> The request
Lift every line from the entries that includes the word "pattern".

[Entries with figure data]
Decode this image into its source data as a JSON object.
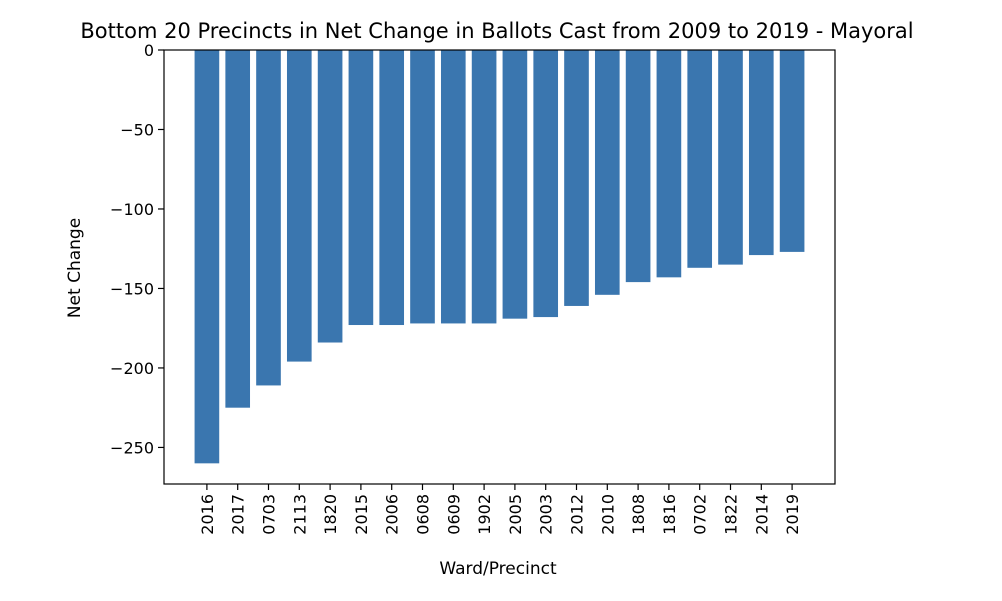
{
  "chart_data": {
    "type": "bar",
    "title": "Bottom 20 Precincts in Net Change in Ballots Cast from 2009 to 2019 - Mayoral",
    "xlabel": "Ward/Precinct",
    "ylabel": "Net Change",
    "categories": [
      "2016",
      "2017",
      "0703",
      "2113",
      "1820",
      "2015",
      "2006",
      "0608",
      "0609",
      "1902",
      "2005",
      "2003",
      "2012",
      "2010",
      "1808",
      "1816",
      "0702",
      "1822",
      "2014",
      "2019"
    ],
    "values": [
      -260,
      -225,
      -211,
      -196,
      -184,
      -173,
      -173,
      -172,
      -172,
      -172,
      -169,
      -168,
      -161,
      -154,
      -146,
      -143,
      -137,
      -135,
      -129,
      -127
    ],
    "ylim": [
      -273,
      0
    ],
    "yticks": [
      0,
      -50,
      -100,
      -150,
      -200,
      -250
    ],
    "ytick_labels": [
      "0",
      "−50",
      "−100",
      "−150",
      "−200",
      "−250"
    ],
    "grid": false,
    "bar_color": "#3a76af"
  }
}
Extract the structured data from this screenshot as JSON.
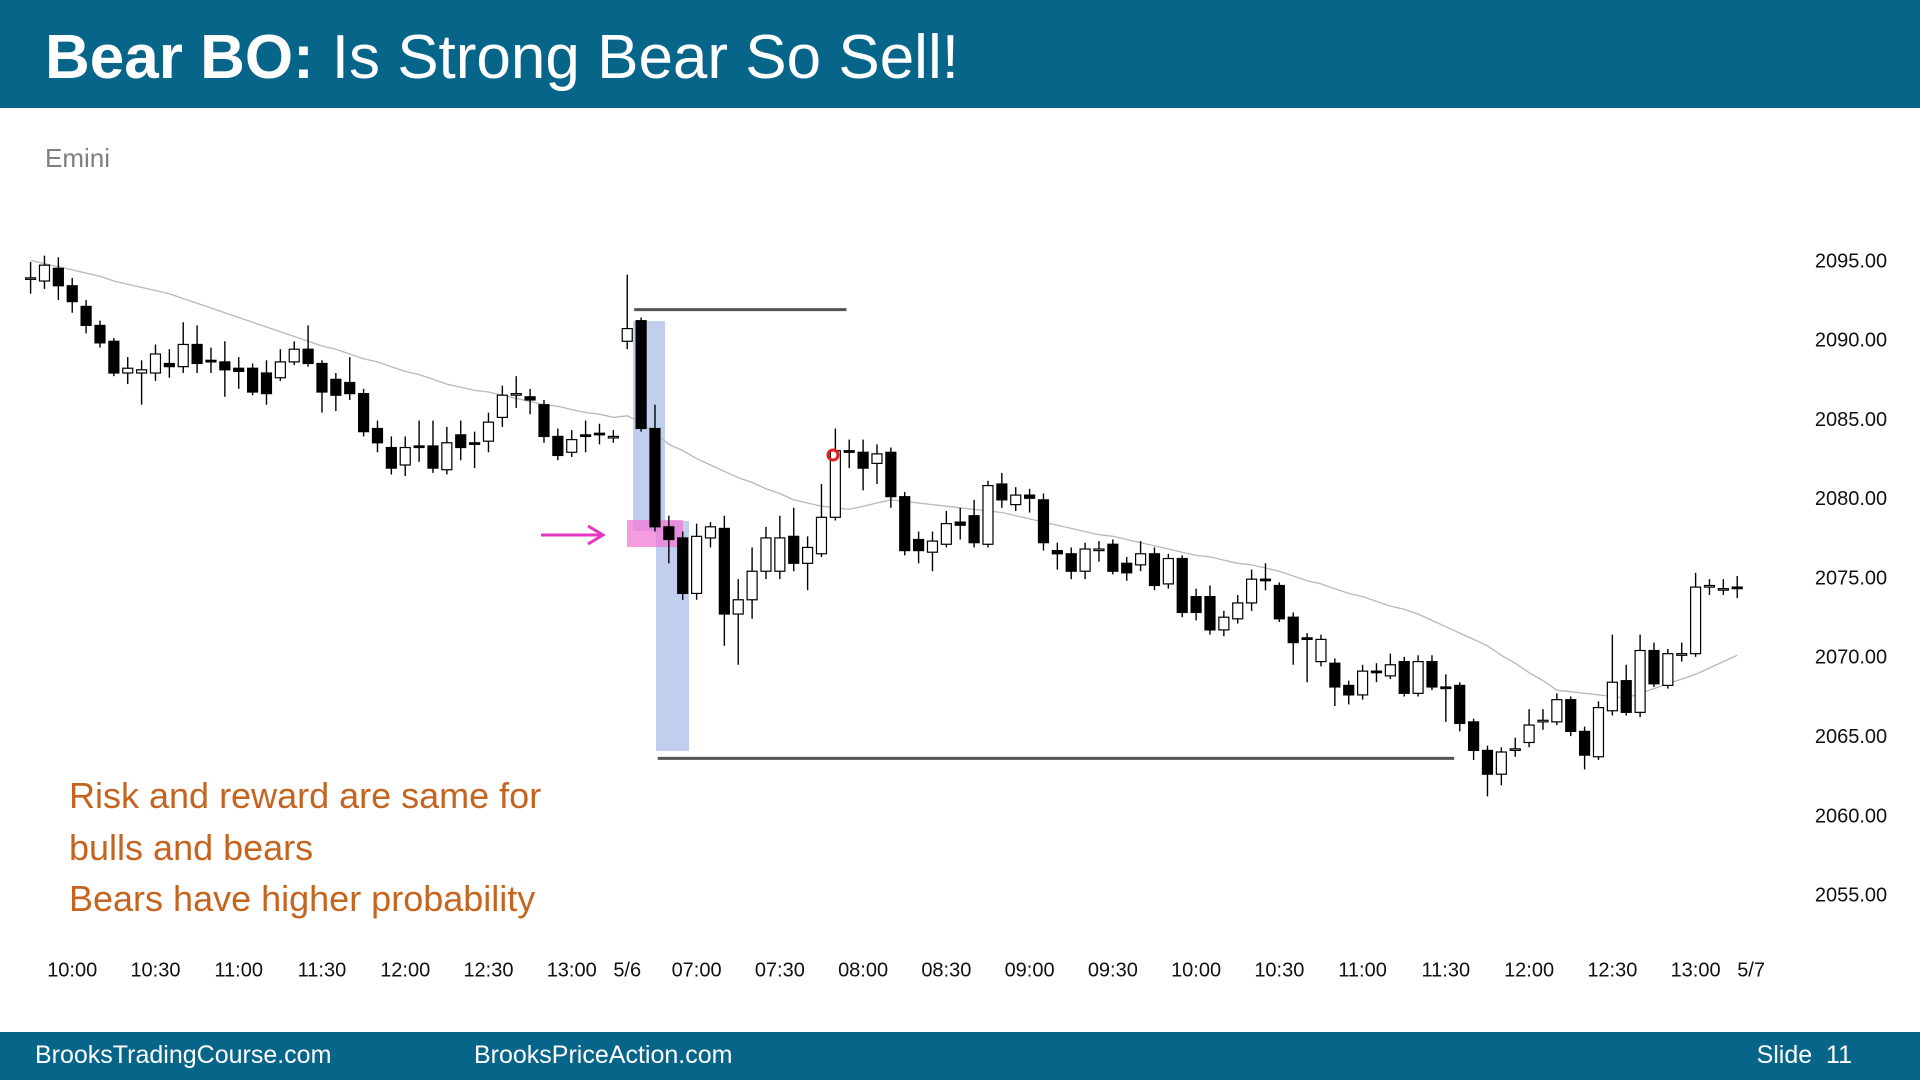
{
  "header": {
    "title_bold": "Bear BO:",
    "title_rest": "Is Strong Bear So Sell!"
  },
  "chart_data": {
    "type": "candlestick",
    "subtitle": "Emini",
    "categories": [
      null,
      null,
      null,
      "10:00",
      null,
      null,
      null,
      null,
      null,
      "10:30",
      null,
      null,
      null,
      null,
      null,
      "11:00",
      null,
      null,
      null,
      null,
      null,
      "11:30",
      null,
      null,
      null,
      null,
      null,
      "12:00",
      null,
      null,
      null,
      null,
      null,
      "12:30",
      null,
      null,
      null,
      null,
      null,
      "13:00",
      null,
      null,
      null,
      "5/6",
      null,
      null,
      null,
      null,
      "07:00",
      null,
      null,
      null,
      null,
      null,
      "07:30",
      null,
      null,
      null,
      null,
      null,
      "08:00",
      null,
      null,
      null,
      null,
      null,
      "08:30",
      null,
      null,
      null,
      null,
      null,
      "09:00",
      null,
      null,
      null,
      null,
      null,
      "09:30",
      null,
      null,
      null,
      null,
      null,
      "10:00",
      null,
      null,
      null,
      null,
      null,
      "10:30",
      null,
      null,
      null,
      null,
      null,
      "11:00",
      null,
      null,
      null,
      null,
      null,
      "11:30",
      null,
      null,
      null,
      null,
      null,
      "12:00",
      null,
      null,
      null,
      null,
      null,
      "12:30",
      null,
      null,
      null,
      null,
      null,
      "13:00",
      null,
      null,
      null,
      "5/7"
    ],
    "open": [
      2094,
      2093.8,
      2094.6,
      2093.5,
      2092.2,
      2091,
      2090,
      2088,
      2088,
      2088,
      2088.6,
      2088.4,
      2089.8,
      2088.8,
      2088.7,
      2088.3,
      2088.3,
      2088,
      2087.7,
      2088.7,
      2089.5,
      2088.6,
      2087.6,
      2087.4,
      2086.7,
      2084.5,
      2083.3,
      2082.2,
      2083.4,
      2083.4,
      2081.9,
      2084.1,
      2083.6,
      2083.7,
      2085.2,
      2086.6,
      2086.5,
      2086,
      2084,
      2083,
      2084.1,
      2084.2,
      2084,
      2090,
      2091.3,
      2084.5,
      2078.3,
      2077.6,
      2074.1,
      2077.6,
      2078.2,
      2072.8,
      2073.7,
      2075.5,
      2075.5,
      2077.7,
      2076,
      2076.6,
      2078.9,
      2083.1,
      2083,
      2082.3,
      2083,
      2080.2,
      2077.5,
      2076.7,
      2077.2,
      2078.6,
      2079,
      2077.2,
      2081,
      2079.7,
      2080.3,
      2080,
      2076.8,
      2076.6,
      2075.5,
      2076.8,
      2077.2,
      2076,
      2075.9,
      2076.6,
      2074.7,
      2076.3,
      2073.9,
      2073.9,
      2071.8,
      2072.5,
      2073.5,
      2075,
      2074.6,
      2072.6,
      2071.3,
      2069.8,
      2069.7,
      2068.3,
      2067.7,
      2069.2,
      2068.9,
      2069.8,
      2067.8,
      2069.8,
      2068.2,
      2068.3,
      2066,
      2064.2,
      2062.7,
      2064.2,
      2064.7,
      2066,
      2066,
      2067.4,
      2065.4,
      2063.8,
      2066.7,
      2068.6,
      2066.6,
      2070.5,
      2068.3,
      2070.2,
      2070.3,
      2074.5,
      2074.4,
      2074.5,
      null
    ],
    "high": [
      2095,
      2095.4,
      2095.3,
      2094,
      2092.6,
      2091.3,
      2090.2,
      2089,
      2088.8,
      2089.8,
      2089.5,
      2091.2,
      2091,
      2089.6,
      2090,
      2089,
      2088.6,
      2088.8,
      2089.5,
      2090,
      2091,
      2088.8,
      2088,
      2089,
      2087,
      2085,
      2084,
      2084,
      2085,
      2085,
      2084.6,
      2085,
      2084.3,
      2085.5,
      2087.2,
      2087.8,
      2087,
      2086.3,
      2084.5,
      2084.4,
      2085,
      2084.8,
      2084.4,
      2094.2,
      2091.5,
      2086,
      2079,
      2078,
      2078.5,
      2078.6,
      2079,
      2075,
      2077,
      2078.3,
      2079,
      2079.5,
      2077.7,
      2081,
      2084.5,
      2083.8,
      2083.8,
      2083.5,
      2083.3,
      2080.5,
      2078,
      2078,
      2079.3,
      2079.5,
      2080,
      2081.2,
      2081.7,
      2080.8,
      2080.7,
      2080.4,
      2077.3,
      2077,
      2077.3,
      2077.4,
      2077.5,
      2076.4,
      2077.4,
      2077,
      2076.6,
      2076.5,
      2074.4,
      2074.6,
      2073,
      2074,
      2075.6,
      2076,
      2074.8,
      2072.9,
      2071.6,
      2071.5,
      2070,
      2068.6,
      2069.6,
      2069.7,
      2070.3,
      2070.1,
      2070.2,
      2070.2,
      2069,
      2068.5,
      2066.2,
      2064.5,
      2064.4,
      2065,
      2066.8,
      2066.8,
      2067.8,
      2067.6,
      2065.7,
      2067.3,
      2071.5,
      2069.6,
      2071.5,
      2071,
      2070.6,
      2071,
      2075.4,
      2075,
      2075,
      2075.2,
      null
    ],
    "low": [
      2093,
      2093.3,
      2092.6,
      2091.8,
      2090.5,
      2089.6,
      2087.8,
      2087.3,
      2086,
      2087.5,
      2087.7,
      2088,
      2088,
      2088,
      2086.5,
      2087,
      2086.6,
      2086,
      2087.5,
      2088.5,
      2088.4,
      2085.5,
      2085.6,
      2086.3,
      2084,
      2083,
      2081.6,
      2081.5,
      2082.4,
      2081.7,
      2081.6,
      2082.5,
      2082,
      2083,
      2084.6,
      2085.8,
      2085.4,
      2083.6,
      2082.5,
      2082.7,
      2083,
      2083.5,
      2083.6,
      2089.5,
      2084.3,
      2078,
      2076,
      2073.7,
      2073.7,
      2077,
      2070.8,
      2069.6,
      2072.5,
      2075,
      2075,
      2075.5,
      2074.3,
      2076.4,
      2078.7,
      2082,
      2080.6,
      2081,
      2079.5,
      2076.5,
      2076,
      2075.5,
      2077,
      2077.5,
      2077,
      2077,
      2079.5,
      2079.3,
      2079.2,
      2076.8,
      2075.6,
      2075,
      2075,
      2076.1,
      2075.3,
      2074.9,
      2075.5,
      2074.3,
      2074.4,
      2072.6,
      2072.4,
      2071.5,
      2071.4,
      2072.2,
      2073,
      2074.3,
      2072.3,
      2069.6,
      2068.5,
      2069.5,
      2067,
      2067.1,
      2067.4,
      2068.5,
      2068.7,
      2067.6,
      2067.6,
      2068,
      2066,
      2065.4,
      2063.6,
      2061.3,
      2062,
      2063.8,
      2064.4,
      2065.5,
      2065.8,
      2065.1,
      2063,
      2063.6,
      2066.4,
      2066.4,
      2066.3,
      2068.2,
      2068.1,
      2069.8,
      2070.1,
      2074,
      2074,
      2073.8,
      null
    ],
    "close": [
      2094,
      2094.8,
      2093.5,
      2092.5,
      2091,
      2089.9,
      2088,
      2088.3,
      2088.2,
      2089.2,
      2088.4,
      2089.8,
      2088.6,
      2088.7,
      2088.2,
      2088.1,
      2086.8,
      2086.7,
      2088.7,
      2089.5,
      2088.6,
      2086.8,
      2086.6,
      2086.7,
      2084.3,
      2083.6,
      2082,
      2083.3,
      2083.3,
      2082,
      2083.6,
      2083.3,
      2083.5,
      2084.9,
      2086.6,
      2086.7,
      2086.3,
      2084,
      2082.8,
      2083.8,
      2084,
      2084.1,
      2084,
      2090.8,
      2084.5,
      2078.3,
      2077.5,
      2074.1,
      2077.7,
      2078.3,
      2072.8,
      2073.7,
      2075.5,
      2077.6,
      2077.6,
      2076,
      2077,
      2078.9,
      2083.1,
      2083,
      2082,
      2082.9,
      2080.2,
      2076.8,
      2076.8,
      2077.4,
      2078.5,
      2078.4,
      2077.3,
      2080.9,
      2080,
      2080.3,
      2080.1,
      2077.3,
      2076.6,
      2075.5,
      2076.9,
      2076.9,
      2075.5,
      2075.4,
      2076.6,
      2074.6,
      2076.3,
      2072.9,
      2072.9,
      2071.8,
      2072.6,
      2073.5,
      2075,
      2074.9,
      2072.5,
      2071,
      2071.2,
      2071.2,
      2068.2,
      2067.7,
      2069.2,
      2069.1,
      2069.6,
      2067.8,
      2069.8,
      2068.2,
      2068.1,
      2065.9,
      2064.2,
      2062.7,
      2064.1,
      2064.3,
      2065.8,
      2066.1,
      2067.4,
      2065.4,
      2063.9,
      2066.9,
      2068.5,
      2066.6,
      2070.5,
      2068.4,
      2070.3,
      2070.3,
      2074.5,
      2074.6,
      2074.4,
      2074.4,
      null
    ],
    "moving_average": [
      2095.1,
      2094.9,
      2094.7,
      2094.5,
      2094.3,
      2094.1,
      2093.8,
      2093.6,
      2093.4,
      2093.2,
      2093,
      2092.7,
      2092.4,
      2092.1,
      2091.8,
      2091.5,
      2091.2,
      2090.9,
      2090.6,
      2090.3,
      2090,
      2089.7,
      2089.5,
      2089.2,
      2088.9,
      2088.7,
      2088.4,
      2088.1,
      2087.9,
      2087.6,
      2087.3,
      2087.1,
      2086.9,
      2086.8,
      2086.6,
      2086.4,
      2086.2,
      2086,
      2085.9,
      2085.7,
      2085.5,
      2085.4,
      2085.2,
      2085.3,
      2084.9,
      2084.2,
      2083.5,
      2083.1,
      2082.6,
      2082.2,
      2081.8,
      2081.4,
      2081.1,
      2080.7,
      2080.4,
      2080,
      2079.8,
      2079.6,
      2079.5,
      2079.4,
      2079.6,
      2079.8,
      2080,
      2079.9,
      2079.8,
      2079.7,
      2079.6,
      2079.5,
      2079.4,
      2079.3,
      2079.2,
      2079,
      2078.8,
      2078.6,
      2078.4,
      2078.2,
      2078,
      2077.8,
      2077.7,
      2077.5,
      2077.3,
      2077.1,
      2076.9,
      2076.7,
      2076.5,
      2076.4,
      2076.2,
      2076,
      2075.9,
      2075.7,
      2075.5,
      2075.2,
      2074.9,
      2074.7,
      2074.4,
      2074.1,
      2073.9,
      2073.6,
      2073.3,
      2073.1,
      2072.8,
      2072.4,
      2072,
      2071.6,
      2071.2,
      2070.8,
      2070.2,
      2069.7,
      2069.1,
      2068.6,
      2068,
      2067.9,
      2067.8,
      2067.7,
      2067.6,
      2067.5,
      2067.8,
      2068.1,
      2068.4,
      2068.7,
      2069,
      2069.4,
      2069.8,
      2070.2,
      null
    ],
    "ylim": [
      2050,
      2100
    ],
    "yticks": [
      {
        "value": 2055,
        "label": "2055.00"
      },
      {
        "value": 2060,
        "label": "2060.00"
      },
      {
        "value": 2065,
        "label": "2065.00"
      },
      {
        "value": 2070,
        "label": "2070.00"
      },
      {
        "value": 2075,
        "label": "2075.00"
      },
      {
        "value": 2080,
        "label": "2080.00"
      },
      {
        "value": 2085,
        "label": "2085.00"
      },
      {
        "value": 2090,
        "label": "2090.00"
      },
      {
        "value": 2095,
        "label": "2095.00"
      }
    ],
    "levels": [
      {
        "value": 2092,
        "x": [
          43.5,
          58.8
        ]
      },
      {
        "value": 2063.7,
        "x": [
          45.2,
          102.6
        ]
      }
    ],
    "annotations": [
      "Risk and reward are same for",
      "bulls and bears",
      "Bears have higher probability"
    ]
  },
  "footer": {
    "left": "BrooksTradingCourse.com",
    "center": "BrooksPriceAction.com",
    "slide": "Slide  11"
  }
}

* * *

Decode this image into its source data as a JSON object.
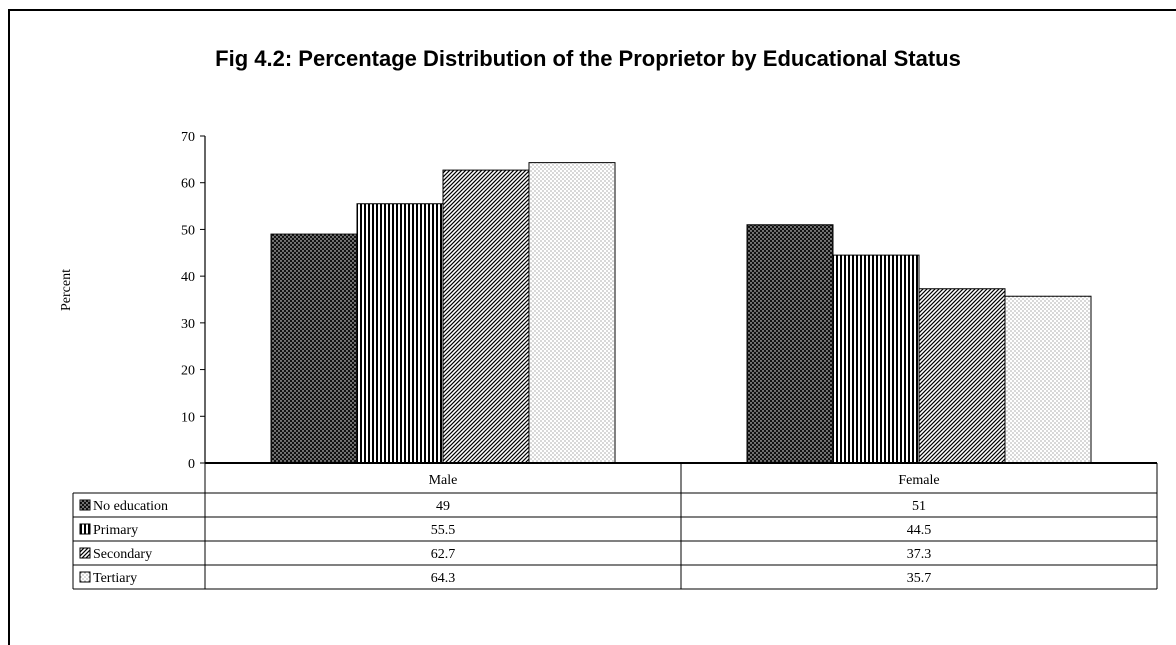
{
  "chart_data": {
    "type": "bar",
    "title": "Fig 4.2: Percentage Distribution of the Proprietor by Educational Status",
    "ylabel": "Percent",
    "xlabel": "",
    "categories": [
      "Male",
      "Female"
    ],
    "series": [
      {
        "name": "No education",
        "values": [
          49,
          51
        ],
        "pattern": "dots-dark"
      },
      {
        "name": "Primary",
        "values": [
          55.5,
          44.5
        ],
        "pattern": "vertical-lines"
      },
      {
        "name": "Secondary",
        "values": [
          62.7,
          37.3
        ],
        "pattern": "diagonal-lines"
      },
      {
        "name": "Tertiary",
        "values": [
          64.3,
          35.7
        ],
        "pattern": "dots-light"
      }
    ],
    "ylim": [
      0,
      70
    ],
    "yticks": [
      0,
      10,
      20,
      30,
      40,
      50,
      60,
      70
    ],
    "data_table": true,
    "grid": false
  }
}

> Correct response
        "pattern": "dots-dark"
        "pattern": "vertical-lines"
        "pattern": "diagonal-lines"
        "pattern": "dots-light"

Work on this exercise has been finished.